**DIRECTION:**
Print every entry exactly as written.

**ENTRIES SUPPLIED:**
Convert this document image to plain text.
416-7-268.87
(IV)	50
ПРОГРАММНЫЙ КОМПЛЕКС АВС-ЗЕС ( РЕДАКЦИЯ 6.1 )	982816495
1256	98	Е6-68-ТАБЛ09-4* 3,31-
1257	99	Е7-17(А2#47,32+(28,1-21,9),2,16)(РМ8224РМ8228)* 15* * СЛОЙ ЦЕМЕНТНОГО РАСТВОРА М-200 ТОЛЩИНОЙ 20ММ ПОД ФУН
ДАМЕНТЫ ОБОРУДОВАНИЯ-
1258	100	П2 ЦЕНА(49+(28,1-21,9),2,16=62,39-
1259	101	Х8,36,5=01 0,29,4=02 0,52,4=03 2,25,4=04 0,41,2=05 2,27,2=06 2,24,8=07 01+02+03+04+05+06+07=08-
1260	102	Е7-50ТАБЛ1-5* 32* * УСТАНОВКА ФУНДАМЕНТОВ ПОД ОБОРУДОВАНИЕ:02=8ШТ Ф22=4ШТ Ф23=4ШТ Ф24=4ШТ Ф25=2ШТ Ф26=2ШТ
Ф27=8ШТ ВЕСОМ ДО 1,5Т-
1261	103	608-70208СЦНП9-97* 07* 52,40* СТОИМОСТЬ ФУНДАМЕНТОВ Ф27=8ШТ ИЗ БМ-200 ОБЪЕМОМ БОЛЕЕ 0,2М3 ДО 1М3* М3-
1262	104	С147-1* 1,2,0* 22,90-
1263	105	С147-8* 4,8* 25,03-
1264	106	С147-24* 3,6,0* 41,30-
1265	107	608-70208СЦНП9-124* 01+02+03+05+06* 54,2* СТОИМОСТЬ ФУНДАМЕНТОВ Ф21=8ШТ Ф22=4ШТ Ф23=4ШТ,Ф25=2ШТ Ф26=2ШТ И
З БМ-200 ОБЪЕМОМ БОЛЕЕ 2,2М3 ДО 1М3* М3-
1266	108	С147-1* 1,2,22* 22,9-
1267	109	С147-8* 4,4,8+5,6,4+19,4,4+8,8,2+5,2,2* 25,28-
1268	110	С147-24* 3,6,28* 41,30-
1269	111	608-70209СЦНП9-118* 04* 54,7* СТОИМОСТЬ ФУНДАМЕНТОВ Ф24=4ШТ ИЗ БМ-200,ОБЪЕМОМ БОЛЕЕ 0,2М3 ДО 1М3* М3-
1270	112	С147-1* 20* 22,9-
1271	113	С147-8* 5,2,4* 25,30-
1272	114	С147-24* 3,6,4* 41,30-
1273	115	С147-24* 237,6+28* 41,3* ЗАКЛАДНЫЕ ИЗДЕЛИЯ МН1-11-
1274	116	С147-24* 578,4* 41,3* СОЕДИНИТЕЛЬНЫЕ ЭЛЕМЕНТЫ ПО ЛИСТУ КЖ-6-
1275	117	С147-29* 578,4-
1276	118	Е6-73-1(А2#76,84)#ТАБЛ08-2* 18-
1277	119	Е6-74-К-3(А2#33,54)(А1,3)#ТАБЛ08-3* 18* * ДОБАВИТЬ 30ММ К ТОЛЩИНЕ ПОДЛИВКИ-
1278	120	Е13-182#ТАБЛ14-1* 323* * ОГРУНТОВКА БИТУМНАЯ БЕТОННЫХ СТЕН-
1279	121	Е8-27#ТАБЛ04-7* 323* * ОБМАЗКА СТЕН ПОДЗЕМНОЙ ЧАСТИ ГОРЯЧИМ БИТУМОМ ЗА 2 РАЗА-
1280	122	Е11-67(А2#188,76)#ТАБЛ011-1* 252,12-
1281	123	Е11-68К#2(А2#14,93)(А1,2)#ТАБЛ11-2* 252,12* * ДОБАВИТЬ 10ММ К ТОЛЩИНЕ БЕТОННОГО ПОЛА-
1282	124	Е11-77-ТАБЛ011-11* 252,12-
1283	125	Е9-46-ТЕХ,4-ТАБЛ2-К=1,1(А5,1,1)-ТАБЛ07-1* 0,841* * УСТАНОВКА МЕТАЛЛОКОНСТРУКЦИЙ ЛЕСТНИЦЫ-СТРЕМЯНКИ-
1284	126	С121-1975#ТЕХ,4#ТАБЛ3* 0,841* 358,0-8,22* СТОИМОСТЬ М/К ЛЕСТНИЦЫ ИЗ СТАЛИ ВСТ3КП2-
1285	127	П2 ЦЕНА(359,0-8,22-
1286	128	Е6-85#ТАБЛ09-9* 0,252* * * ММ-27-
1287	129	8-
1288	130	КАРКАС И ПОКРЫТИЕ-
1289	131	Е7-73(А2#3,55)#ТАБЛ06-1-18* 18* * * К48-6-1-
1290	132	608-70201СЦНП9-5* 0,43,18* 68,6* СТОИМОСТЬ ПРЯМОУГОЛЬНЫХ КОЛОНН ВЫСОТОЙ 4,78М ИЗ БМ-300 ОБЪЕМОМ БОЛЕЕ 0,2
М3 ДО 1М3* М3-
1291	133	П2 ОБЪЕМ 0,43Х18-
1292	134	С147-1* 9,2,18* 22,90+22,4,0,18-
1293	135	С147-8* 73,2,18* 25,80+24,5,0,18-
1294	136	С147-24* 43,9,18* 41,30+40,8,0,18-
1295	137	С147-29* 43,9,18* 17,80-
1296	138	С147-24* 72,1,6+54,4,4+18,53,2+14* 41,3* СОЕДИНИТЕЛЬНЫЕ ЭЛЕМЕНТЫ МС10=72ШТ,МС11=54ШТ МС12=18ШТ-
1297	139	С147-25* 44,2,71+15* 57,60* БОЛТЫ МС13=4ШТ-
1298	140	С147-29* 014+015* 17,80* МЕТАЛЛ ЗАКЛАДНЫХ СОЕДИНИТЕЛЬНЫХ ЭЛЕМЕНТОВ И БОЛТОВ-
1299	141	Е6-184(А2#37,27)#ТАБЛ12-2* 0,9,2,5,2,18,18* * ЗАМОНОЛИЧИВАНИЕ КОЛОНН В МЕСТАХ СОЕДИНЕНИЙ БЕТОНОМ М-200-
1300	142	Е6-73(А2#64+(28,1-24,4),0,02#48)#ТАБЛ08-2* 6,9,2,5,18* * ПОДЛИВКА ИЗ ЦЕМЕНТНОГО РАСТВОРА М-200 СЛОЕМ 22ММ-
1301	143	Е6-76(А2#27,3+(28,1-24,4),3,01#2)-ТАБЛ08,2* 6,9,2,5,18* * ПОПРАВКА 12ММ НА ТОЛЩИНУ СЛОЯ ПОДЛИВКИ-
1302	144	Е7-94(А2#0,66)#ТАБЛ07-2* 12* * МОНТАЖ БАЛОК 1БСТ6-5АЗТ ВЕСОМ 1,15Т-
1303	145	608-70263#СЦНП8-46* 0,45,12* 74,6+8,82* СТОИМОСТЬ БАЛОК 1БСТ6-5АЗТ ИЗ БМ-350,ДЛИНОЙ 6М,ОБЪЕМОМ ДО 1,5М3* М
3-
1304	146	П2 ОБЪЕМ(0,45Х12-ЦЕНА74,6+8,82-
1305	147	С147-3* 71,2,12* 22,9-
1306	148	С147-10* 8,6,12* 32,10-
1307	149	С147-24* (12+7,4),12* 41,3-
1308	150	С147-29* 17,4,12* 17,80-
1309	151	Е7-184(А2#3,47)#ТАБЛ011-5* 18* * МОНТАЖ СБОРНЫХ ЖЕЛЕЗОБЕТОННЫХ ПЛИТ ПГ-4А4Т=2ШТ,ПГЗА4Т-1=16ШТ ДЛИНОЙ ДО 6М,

**TASK RESPONSE:**
Convert this document image to plain text.
416-7-268.87
(IV)	50
ПРОГРАММНЫЙ КОМПЛЕКС АВС-ЗЕС ( РЕДАКЦИЯ 6.1 )	982816495
1256	98	Е6-68-ТАБЛ09-4* 3,31-
1257	99	Е7-17(А2#47,32+(28,1-21,9),2,16)(РМ8224РМ8228)* 15* * СЛОЙ ЦЕМЕНТНОГО РАСТВОРА М-200 ТОЛЩИНОЙ 20ММ ПОД ФУН
ДАМЕНТЫ ОБОРУДОВАНИЯ-
1258	100	П2 ЦЕНА(49+(28,1-21,9),2,16=62,39-
1259	101	Х8,36,5=01 0,29,4=02 0,52,4=03 2,25,4=04 0,41,2=05 2,27,2=06 2,24,8=07 01+02+03+04+05+06+07=08-
1260	102	Е7-50ТАБЛ1-5* 32* * УСТАНОВКА ФУНДАМЕНТОВ ПОД ОБОРУДОВАНИЕ:02=8ШТ Ф22=4ШТ Ф23=4ШТ Ф24=4ШТ Ф25=2ШТ Ф26=2ШТ
Ф27=8ШТ ВЕСОМ ДО 1,5Т-
1261	103	608-70208СЦНП9-97* 07* 52,40* СТОИМОСТЬ ФУНДАМЕНТОВ Ф27=8ШТ ИЗ БМ-200 ОБЪЕМОМ БОЛЕЕ 0,2М3 ДО 1М3* М3-
1262	104	С147-1* 1,2,0* 22,90-
1263	105	С147-8* 4,8* 25,03-
1264	106	С147-24* 3,6,0* 41,30-
1265	107	608-70208СЦНП9-124* 01+02+03+05+06* 54,2* СТОИМОСТЬ ФУНДАМЕНТОВ Ф21=8ШТ Ф22=4ШТ Ф23=4ШТ,Ф25=2ШТ Ф26=2ШТ И
З БМ-200 ОБЪЕМОМ БОЛЕЕ 2,2М3 ДО 1М3* М3-
1266	108	С147-1* 1,2,22* 22,9-
1267	109	С147-8* 4,4,8+5,6,4+19,4,4+8,8,2+5,2,2* 25,28-
1268	110	С147-24* 3,6,28* 41,30-
1269	111	608-70209СЦНП9-118* 04* 54,7* СТОИМОСТЬ ФУНДАМЕНТОВ Ф24=4ШТ ИЗ БМ-200,ОБЪЕМОМ БОЛЕЕ 0,2М3 ДО 1М3* М3-
1270	112	С147-1* 20* 22,9-
1271	113	С147-8* 5,2,4* 25,30-
1272	114	С147-24* 3,6,4* 41,30-
1273	115	С147-24* 237,6+28* 41,3* ЗАКЛАДНЫЕ ИЗДЕЛИЯ МН1-11-
1274	116	С147-24* 578,4* 41,3* СОЕДИНИТЕЛЬНЫЕ ЭЛЕМЕНТЫ ПО ЛИСТУ КЖ-6-
1275	117	С147-29* 578,4-
1276	118	Е6-73-1(А2#76,84)#ТАБЛ08-2* 18-
1277	119	Е6-74-К-3(А2#33,54)(А1,3)#ТАБЛ08-3* 18* * ДОБАВИТЬ 30ММ К ТОЛЩИНЕ ПОДЛИВКИ-
1278	120	Е13-182#ТАБЛ14-1* 323* * ОГРУНТОВКА БИТУМНАЯ БЕТОННЫХ СТЕН-
1279	121	Е8-27#ТАБЛ04-7* 323* * ОБМАЗКА СТЕН ПОДЗЕМНОЙ ЧАСТИ ГОРЯЧИМ БИТУМОМ ЗА 2 РАЗА-
1280	122	Е11-67(А2#188,76)#ТАБЛ011-1* 252,12-
1281	123	Е11-68К#2(А2#14,93)(А1,2)#ТАБЛ11-2* 252,12* * ДОБАВИТЬ 10ММ К ТОЛЩИНЕ БЕТОННОГО ПОЛА-
1282	124	Е11-77-ТАБЛ011-11* 252,12-
1283	125	Е9-46-ТЕХ,4-ТАБЛ2-К=1,1(А5,1,1)-ТАБЛ07-1* 0,841* * УСТАНОВКА МЕТАЛЛОКОНСТРУКЦИЙ ЛЕСТНИЦЫ-СТРЕМЯНКИ-
1284	126	С121-1975#ТЕХ,4#ТАБЛ3* 0,841* 358,0-8,22* СТОИМОСТЬ М/К ЛЕСТНИЦЫ ИЗ СТАЛИ ВСТ3КП2-
1285	127	П2 ЦЕНА(359,0-8,22-
1286	128	Е6-85#ТАБЛ09-9* 0,252* * * ММ-27-
1287	129	8-
1288	130	КАРКАС И ПОКРЫТИЕ-
1289	131	Е7-73(А2#3,55)#ТАБЛ06-1-18* 18* * * К48-6-1-
1290	132	608-70201СЦНП9-5* 0,43,18* 68,6* СТОИМОСТЬ ПРЯМОУГОЛЬНЫХ КОЛОНН ВЫСОТОЙ 4,78М ИЗ БМ-300 ОБЪЕМОМ БОЛЕЕ 0,2
М3 ДО 1М3* М3-
1291	133	П2 ОБЪЕМ 0,43Х18-
1292	134	С147-1* 9,2,18* 22,90+22,4,0,18-
1293	135	С147-8* 73,2,18* 25,80+24,5,0,18-
1294	136	С147-24* 43,9,18* 41,30+40,8,0,18-
1295	137	С147-29* 43,9,18* 17,80-
1296	138	С147-24* 72,1,6+54,4,4+18,53,2+14* 41,3* СОЕДИНИТЕЛЬНЫЕ ЭЛЕМЕНТЫ МС10=72ШТ,МС11=54ШТ МС12=18ШТ-
1297	139	С147-25* 44,2,71+15* 57,60* БОЛТЫ МС13=4ШТ-
1298	140	С147-29* 014+015* 17,80* МЕТАЛЛ ЗАКЛАДНЫХ СОЕДИНИТЕЛЬНЫХ ЭЛЕМЕНТОВ И БОЛТОВ-
1299	141	Е6-184(А2#37,27)#ТАБЛ12-2* 0,9,2,5,2,18,18* * ЗАМОНОЛИЧИВАНИЕ КОЛОНН В МЕСТАХ СОЕДИНЕНИЙ БЕТОНОМ М-200-
1300	142	Е6-73(А2#64+(28,1-24,4),0,02#48)#ТАБЛ08-2* 6,9,2,5,18* * ПОДЛИВКА ИЗ ЦЕМЕНТНОГО РАСТВОРА М-200 СЛОЕМ 22ММ-
1301	143	Е6-76(А2#27,3+(28,1-24,4),3,01#2)-ТАБЛ08,2* 6,9,2,5,18* * ПОПРАВКА 12ММ НА ТОЛЩИНУ СЛОЯ ПОДЛИВКИ-
1302	144	Е7-94(А2#0,66)#ТАБЛ07-2* 12* * МОНТАЖ БАЛОК 1БСТ6-5АЗТ ВЕСОМ 1,15Т-
1303	145	608-70263#СЦНП8-46* 0,45,12* 74,6+8,82* СТОИМОСТЬ БАЛОК 1БСТ6-5АЗТ ИЗ БМ-350,ДЛИНОЙ 6М,ОБЪЕМОМ ДО 1,5М3* М
3-
1304	146	П2 ОБЪЕМ(0,45Х12-ЦЕНА74,6+8,82-
1305	147	С147-3* 71,2,12* 22,9-
1306	148	С147-10* 8,6,12* 32,10-
1307	149	С147-24* (12+7,4),12* 41,3-
1308	150	С147-29* 17,4,12* 17,80-
1309	151	Е7-184(А2#3,47)#ТАБЛ011-5* 18* * МОНТАЖ СБОРНЫХ ЖЕЛЕЗОБЕТОННЫХ ПЛИТ ПГ-4А4Т=2ШТ,ПГЗА4Т-1=16ШТ ДЛИНОЙ ДО 6М,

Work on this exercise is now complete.